=== PASSAGE ===
You can use pull parsing, where XML elements are viewed as a sequence of events (open tag a, open tag i, text, close tag i, ...).

This avoids storing the entire file in memory.

I have used it on XML files of several hundreds of MB without any major problem. (Of course, as Rex points out in a comment, if the elements you want to recover are themselves huge, there is no obvious way around it.)

The pull parser is not as convenient as the "regular" one (or Anti-XML) because it does not give you a tree. Instead, you have to manage state to track where you are in the document.

Here is a self contained example that shows how to extract all internal links on the Wikipedia page for Scala:

import scala.xml.Text
import scala.xml.pull._
import scala.io.Source

val src = Source.fromURL("http://en.wikipedia.org/wiki/Scala_(programming_language)")

val reader = new XMLEventReader(src)

val Internal = """/wiki/([\w_]*)""".r

var inLink = false
var linksTo = ""

=== SOURCE MATERIAL ===
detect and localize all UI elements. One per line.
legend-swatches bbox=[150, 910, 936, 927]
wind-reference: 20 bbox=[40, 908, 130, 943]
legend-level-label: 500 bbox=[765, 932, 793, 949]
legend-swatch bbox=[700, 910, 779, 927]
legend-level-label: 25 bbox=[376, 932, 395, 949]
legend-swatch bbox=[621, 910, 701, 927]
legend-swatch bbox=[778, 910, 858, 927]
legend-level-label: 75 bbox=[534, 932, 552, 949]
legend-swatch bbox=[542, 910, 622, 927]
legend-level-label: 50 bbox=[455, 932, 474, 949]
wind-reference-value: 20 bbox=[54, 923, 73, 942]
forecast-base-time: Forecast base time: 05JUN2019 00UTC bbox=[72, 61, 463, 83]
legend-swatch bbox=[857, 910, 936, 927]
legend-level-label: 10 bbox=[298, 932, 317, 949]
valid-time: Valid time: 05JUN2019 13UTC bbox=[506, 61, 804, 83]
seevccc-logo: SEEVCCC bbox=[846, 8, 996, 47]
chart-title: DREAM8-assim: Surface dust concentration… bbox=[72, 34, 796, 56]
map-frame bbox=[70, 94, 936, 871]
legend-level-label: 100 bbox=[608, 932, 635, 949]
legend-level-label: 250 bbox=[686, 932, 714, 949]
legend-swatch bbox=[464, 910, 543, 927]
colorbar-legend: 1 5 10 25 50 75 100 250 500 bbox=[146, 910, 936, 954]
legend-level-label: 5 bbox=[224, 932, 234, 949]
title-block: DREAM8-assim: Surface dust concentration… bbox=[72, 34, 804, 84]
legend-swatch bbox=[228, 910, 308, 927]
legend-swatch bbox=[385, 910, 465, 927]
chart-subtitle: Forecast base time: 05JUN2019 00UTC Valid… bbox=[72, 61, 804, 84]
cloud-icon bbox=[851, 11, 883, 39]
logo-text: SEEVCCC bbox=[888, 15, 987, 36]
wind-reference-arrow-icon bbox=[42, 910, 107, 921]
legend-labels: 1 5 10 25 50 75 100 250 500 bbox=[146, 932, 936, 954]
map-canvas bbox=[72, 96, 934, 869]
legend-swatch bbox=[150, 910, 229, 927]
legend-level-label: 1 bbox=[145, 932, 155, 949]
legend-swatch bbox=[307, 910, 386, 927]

=== TASKS ===
A: Answer these questions using the pull parsing passage above:
(i) What does pull parsing avoid storing in memory?
(ii) On XML files of what size has the pull parser been used without major problems?
(iii) Why is the pull parser less convenient than the "regular" one?
B: Reproduce the part of the pull parsing passage above, starting at "I have used" and ending at "way around it.)".

=== ANSWERS TO EACH TASK ===
A:
(i) The entire file.
(ii) Several hundreds of MB.
(iii) It does not give you a tree.

B:
I have used it on XML files of several hundreds of MB without any major problem. (Of course, as Rex points out in a comment, if the elements you want to recover are themselves huge, there is no obvious way around it.)